▸ Objective
Read through the data and report every line in which the word "hatte" occurs.

Dataset records:
┄┄┄┄┄┄

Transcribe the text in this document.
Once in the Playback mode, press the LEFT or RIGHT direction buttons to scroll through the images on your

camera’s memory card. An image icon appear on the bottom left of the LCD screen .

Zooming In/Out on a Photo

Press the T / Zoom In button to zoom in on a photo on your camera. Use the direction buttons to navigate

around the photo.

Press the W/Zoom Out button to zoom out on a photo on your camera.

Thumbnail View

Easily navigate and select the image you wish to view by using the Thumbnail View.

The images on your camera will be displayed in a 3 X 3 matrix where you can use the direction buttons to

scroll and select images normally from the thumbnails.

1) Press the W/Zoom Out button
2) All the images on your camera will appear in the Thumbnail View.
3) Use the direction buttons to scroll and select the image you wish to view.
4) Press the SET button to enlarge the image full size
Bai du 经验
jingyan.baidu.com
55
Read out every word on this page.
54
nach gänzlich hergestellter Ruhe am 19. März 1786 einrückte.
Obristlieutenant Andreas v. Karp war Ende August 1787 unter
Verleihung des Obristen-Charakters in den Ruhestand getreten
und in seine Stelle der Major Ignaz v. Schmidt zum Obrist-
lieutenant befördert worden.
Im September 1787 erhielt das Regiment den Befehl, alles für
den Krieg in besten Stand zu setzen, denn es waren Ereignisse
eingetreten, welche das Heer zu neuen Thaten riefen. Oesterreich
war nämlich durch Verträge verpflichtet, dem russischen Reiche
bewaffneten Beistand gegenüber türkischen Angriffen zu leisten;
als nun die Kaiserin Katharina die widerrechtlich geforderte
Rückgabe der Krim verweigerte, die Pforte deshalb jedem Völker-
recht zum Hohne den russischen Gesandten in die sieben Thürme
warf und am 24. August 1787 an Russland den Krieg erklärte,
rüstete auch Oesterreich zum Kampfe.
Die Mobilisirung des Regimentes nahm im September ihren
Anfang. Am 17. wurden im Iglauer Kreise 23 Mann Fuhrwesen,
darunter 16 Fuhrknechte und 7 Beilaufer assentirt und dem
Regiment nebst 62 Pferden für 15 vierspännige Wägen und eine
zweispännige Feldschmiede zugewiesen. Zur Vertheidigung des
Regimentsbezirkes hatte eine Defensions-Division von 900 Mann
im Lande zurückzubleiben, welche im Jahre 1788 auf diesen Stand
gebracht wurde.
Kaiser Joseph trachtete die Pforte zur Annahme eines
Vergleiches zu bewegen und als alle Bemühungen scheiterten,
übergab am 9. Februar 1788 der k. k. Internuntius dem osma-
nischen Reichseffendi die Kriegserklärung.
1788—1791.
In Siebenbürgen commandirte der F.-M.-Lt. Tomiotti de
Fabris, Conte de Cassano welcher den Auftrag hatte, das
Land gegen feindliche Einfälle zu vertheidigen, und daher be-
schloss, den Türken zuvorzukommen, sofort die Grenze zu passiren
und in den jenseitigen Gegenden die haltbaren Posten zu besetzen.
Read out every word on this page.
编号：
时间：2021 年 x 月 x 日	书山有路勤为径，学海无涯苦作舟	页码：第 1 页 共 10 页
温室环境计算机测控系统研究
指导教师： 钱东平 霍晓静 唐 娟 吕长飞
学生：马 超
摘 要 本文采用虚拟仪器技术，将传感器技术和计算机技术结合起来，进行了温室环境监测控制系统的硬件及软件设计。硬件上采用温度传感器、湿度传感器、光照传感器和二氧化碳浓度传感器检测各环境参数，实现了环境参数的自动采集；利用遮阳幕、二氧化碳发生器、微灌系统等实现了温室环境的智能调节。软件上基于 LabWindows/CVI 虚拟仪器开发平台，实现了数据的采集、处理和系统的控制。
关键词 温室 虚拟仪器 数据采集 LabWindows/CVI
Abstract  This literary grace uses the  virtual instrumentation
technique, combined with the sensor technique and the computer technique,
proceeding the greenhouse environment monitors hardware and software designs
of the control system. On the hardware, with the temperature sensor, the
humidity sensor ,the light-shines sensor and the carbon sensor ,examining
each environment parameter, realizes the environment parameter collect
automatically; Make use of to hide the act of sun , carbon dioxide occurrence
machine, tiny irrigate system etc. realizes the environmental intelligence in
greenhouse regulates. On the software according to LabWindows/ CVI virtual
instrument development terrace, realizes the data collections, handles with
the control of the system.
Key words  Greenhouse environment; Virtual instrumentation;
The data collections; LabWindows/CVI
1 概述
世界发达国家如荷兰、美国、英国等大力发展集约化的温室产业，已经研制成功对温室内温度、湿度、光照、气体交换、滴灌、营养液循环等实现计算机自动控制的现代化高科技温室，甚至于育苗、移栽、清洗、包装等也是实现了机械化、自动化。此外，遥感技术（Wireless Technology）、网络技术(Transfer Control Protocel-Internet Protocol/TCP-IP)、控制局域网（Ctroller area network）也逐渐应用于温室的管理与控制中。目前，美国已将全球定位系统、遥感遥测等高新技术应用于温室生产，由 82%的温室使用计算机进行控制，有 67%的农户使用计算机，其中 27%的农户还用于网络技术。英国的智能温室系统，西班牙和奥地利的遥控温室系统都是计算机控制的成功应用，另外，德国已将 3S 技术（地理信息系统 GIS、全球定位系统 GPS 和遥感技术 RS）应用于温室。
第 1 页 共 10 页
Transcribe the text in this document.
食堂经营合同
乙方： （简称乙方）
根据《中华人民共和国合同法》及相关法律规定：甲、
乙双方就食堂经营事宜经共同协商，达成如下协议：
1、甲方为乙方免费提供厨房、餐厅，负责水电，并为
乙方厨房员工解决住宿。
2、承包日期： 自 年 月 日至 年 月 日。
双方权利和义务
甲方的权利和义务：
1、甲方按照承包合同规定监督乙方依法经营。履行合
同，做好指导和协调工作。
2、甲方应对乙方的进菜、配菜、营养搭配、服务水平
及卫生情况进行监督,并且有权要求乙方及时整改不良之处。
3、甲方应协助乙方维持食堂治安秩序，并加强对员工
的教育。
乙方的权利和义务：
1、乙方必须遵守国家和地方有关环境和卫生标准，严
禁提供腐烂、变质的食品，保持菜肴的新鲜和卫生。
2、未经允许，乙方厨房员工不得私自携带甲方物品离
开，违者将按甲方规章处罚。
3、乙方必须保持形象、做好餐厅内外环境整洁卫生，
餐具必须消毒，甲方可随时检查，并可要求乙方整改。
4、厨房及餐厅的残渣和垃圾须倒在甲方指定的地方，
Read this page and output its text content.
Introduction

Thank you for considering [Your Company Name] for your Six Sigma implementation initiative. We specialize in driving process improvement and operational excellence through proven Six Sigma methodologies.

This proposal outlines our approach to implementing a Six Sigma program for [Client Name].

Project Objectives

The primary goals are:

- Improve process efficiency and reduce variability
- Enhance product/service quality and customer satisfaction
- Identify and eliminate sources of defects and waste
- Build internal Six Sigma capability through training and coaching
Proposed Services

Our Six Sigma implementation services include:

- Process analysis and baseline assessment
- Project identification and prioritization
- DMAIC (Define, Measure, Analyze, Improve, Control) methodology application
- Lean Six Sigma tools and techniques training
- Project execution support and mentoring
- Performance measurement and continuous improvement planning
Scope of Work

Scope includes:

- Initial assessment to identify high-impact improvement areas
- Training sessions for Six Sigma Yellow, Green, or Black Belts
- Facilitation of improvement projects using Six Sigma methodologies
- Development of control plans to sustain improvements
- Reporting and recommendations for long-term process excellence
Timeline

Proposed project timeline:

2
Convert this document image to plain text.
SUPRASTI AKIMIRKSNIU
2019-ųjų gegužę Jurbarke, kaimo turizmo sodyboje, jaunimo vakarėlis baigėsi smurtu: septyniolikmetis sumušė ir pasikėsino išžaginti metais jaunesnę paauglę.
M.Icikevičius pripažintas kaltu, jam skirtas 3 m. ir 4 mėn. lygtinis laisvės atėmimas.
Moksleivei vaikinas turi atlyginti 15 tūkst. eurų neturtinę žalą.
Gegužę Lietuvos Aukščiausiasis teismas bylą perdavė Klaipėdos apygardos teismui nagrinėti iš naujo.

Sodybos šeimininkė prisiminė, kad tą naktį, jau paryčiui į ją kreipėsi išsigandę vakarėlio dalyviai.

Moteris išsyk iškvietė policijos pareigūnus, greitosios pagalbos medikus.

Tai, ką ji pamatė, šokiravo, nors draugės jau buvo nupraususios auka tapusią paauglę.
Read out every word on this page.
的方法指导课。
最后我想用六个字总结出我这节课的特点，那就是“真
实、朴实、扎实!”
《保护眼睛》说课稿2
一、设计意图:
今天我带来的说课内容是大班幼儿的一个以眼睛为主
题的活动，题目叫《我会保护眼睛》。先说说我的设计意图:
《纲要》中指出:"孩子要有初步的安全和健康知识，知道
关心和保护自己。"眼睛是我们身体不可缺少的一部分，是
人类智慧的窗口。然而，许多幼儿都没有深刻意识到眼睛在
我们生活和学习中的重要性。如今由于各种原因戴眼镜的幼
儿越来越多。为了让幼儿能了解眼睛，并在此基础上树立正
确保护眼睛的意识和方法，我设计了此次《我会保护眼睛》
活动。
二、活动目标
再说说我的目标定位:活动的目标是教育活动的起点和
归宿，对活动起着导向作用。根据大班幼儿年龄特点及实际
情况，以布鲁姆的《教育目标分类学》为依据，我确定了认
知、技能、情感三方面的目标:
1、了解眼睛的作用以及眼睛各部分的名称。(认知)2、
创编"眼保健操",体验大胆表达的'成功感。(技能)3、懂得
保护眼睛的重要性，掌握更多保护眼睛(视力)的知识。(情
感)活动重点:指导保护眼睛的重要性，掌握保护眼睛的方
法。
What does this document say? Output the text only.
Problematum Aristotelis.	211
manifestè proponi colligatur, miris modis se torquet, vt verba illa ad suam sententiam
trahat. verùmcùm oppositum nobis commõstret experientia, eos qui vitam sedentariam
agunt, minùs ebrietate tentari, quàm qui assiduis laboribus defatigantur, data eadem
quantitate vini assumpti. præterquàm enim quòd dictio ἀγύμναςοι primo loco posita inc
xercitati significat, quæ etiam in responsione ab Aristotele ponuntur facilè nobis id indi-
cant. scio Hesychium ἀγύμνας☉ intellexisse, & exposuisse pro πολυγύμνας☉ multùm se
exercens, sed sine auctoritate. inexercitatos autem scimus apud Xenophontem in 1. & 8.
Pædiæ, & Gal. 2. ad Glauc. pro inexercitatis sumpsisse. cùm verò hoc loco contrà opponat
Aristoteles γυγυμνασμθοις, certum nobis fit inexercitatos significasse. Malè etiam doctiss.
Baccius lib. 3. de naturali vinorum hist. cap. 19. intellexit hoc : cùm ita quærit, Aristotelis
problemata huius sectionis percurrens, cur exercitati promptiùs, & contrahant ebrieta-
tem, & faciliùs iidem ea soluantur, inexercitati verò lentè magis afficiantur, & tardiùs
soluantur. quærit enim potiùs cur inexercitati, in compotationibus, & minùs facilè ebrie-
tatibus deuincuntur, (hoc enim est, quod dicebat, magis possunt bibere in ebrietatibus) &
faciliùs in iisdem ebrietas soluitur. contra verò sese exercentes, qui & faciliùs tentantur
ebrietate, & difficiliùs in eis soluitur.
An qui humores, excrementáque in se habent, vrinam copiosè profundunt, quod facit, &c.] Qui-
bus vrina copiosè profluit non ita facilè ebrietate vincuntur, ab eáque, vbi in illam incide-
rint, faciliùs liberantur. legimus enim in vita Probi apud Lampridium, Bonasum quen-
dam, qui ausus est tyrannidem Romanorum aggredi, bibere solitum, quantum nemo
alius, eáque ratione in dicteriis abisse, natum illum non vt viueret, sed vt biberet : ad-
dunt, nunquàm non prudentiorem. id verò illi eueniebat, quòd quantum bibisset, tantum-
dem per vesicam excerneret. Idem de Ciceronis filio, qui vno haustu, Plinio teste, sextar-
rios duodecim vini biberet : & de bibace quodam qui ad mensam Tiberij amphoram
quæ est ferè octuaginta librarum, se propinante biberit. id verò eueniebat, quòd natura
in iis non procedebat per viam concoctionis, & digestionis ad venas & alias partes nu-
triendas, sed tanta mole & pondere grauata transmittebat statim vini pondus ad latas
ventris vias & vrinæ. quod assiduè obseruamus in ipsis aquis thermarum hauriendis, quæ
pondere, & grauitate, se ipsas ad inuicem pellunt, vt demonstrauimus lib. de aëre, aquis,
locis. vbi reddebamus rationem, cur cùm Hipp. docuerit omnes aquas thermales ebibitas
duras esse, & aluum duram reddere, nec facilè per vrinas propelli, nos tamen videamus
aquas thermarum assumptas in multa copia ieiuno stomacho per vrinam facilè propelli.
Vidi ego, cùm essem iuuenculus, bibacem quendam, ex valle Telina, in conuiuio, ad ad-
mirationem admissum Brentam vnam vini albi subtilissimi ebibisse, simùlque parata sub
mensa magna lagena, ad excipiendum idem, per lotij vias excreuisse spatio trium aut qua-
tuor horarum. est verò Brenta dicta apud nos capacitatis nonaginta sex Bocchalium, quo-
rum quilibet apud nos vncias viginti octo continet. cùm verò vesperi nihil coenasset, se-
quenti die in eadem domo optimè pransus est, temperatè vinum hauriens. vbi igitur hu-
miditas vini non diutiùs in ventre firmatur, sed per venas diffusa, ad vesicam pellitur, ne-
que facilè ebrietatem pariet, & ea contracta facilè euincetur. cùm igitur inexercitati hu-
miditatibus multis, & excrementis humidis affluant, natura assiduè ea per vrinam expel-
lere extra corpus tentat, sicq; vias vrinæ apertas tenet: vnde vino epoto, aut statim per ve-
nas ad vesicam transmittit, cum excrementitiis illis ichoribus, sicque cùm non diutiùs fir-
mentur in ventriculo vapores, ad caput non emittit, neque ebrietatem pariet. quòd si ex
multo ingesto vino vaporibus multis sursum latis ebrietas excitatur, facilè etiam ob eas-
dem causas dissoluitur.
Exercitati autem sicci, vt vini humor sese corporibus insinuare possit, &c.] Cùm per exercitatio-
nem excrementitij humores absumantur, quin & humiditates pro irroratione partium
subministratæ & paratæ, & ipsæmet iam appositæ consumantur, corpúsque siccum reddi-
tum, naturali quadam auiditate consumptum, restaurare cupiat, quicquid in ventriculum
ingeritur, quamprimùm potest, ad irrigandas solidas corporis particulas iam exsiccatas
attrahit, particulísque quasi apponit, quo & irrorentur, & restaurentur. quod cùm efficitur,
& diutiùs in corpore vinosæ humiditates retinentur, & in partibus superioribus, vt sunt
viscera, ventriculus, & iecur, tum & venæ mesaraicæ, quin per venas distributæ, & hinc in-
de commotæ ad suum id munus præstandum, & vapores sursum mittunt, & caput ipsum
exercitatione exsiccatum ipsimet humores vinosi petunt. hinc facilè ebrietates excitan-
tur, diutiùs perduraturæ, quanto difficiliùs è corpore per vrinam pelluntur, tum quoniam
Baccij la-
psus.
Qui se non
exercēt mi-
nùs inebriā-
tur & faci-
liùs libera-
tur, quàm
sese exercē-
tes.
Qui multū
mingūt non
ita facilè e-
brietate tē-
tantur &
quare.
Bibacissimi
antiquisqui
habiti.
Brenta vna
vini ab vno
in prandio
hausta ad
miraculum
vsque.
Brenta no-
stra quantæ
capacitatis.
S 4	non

┄┄┄┄┄┄

▸ Result
Regimentsbezirkes hatte eine Defensions-Division von 900 Mann
Fabris, Conte de Cassano welcher den Auftrag hatte, das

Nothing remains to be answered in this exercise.